• Page extract
_ _ _
MSOs: We Want More Local Avails!

Denver -- Cable operators need more local ad-avail time
from networks, according to Ajit Dalvi, senior vice president of programming and strategy
at Cox Communications Inc.

Using the Cabletelevision Advertising Bureau's Local
Cable Sales Management Conference here last week as his bully pulpit, Dalvi fired the
first public shot of what could become the latest tense war of words between networks and
operators.

Dalvi's avails crusade garnered the support of two
other senior-management MSO executives on the same panel that closed the CAB's
conference: Julie Dexter Berg, executive vice president and chief marketing officer at
MediaOne, and Lou Borelli, executive vice president and chief operating officer at Marcus
Cable Co. L.P.

Borelli said he, too, would like to see the networks
"squeeze out a little more inventory" for affiliates. Berg concurred, but she
hinted that it won't be easy. Initial reaction from network ad-sales executives
confirmed her suspicions.

"The negotiating table has become increasingly
tense," as networks and affiliates haggle over programming issues, she observed.

Asked by moderator Filemon Lopez, senior vice president of
ad sales at Comcast Corp.'s Comcast Cable Communications, what networks could do for
operators beyond what they are already doing, Dalvi asked for one extra minute of local
time per hour.
_ _ _
• Listed entries
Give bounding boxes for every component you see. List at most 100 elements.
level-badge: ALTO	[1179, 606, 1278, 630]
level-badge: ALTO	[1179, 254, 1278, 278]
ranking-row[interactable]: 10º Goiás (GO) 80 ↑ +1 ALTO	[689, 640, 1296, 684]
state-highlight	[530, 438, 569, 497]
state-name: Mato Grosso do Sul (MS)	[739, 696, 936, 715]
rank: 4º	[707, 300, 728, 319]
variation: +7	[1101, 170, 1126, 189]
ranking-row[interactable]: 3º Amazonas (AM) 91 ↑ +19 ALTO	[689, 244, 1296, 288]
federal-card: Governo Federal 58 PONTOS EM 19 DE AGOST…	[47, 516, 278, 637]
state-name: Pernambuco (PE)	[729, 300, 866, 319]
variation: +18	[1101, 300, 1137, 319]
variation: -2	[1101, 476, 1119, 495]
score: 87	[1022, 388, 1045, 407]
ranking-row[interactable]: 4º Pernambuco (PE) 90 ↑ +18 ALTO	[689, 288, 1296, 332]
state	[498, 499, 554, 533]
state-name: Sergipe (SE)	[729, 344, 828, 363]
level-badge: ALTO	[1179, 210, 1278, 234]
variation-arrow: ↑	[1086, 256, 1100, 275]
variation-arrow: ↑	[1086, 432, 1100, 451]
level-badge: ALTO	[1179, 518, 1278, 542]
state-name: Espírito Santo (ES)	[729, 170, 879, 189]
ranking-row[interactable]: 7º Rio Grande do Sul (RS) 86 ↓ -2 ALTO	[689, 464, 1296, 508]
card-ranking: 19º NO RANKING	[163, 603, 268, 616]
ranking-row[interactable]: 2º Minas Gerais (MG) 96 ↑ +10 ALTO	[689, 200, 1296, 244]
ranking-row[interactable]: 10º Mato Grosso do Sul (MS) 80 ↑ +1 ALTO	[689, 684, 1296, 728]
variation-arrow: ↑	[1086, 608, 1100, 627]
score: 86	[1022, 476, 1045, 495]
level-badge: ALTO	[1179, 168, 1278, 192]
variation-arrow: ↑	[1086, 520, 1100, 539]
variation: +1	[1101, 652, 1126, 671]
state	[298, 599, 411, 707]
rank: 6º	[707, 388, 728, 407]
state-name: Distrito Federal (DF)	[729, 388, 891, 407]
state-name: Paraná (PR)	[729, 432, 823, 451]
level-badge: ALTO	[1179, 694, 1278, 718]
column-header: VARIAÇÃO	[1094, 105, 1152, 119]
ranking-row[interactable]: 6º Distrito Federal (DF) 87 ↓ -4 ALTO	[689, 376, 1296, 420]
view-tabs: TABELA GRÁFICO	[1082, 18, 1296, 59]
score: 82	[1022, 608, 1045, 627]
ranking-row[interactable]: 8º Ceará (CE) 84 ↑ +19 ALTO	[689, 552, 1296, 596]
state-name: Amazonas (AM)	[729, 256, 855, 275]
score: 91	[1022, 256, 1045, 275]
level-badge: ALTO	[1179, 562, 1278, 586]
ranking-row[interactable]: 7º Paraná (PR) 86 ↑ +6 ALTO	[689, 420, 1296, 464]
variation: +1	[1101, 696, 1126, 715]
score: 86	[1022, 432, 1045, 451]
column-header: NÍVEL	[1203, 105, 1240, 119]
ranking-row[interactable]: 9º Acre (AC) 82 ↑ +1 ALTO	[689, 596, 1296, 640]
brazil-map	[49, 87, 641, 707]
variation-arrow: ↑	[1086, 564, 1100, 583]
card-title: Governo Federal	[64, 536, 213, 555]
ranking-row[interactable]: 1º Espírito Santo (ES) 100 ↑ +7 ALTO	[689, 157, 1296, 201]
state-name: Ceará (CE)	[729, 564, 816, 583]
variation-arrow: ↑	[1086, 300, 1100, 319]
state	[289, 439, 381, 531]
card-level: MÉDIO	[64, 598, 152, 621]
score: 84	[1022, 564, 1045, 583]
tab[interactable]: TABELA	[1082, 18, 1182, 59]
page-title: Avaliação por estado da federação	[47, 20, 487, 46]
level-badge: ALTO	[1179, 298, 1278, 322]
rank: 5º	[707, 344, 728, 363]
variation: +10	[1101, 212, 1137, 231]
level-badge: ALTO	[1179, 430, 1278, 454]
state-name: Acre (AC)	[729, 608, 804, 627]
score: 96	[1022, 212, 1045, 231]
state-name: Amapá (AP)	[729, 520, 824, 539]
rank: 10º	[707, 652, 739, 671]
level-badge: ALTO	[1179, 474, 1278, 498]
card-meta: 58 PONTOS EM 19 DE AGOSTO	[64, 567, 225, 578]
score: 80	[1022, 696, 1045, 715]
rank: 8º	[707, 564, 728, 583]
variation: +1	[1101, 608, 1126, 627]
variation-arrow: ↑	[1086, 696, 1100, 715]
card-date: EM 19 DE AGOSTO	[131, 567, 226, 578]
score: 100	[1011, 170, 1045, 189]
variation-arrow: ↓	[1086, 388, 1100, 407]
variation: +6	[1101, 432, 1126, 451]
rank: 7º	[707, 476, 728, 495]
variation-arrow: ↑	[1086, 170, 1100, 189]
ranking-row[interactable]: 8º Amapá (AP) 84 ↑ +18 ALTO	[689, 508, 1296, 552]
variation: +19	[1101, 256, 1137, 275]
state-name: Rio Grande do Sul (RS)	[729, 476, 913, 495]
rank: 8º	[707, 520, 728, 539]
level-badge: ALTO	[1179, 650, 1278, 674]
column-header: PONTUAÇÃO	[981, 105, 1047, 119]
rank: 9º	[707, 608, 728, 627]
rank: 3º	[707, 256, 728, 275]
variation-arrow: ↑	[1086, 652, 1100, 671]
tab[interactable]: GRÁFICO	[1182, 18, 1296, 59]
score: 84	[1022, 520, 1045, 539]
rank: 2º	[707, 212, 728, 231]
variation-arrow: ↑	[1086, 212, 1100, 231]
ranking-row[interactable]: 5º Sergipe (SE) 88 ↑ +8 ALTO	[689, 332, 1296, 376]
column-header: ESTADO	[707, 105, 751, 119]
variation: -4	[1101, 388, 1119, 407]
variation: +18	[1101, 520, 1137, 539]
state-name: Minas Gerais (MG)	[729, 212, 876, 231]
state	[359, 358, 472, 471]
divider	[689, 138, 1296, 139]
_ _ _
• Work to complete
1. In the article on cable operators and local avails, what did Dalvi ask for when the moderator asked what networks could do for operators?
2. Starting with "Dalvi's avails crusade" and going on through "issues, she observed.", write out the article on local avails again, switching "tense" to "strained".
The records are separate material that has nothing to do with the article.

• Answers by task
1. One extra minute of local time per hour.

2.
Dalvi's avails crusade garnered the support of two
other senior-management MSO executives on the same panel that closed the CAB's
conference: Julie Dexter Berg, executive vice president and chief marketing officer at
MediaOne, and Lou Borelli, executive vice president and chief operating officer at Marcus
Cable Co. L.P.

Borelli said he, too, would like to see the networks
"squeeze out a little more inventory" for affiliates. Berg concurred, but she
hinted that it won't be easy. Initial reaction from network ad-sales executives
confirmed her suspicions.

"The negotiating table has become increasingly
strained," as networks and affiliates haggle over programming issues, she observed.